The input:
·····
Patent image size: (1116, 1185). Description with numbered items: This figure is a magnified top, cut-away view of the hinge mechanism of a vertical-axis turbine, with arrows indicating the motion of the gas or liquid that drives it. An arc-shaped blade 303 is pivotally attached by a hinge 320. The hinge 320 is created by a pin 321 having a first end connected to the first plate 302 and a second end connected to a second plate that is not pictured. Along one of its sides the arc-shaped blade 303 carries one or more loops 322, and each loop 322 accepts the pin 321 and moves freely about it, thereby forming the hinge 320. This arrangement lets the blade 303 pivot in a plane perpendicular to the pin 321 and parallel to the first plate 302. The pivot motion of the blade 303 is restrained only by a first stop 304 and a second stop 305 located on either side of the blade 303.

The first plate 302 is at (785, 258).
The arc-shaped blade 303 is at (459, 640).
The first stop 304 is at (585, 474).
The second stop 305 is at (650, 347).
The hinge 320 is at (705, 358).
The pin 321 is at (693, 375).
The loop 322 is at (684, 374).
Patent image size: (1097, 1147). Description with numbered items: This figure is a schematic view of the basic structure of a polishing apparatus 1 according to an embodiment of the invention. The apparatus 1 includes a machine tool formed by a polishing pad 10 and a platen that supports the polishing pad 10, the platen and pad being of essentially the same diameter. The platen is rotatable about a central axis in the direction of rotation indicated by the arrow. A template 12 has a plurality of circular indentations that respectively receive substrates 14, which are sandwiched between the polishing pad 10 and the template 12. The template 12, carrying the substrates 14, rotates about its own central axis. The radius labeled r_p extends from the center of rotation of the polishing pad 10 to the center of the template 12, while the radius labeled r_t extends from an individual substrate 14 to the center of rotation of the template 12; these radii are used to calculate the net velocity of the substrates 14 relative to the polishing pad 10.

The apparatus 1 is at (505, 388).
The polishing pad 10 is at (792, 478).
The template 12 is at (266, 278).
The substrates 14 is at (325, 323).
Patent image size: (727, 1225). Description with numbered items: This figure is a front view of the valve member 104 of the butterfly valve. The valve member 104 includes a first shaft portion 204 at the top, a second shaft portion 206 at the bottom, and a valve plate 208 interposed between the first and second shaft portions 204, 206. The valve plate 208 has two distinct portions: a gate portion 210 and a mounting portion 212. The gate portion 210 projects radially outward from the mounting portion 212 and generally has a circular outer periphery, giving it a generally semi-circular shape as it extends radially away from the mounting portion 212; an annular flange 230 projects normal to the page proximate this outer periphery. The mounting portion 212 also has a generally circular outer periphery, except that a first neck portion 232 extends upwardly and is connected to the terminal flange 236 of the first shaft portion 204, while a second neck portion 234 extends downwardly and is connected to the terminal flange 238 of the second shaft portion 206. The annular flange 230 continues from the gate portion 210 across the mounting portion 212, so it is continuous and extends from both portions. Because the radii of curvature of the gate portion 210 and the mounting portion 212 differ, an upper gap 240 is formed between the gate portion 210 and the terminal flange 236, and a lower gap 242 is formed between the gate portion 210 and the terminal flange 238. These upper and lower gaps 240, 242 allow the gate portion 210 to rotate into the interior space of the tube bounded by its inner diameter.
·····
Problem requirements:
Can you print every one of the rows above again, word for word and with nothing changed?

Solution for this task:
Patent image size: (1116, 1185). Description with numbered items: This figure is a magnified top, cut-away view of the hinge mechanism of a vertical-axis turbine, with arrows indicating the motion of the gas or liquid that drives it. An arc-shaped blade 303 is pivotally attached by a hinge 320. The hinge 320 is created by a pin 321 having a first end connected to the first plate 302 and a second end connected to a second plate that is not pictured. Along one of its sides the arc-shaped blade 303 carries one or more loops 322, and each loop 322 accepts the pin 321 and moves freely about it, thereby forming the hinge 320. This arrangement lets the blade 303 pivot in a plane perpendicular to the pin 321 and parallel to the first plate 302. The pivot motion of the blade 303 is restrained only by a first stop 304 and a second stop 305 located on either side of the blade 303.

The first plate 302 is at (785, 258).
The arc-shaped blade 303 is at (459, 640).
The first stop 304 is at (585, 474).
The second stop 305 is at (650, 347).
The hinge 320 is at (705, 358).
The pin 321 is at (693, 375).
The loop 322 is at (684, 374).
Patent image size: (1097, 1147). Description with numbered items: This figure is a schematic view of the basic structure of a polishing apparatus 1 according to an embodiment of the invention. The apparatus 1 includes a machine tool formed by a polishing pad 10 and a platen that supports the polishing pad 10, the platen and pad being of essentially the same diameter. The platen is rotatable about a central axis in the direction of rotation indicated by the arrow. A template 12 has a plurality of circular indentations that respectively receive substrates 14, which are sandwiched between the polishing pad 10 and the template 12. The template 12, carrying the substrates 14, rotates about its own central axis. The radius labeled r_p extends from the center of rotation of the polishing pad 10 to the center of the template 12, while the radius labeled r_t extends from an individual substrate 14 to the center of rotation of the template 12; these radii are used to calculate the net velocity of the substrates 14 relative to the polishing pad 10.

The apparatus 1 is at (505, 388).
The polishing pad 10 is at (792, 478).
The template 12 is at (266, 278).
The substrates 14 is at (325, 323).
Patent image size: (727, 1225). Description with numbered items: This figure is a front view of the valve member 104 of the butterfly valve. The valve member 104 includes a first shaft portion 204 at the top, a second shaft portion 206 at the bottom, and a valve plate 208 interposed between the first and second shaft portions 204, 206. The valve plate 208 has two distinct portions: a gate portion 210 and a mounting portion 212. The gate portion 210 projects radially outward from the mounting portion 212 and generally has a circular outer periphery, giving it a generally semi-circular shape as it extends radially away from the mounting portion 212; an annular flange 230 projects normal to the page proximate this outer periphery. The mounting portion 212 also has a generally circular outer periphery, except that a first neck portion 232 extends upwardly and is connected to the terminal flange 236 of the first shaft portion 204, while a second neck portion 234 extends downwardly and is connected to the terminal flange 238 of the second shaft portion 206. The annular flange 230 continues from the gate portion 210 across the mounting portion 212, so it is continuous and extends from both portions. Because the radii of curvature of the gate portion 210 and the mounting portion 212 differ, an upper gap 240 is formed between the gate portion 210 and the terminal flange 236, and a lower gap 242 is formed between the gate portion 210 and the terminal flange 238. These upper and lower gaps 240, 242 allow the gate portion 210 to rotate into the interior space of the tube bounded by its inner diameter.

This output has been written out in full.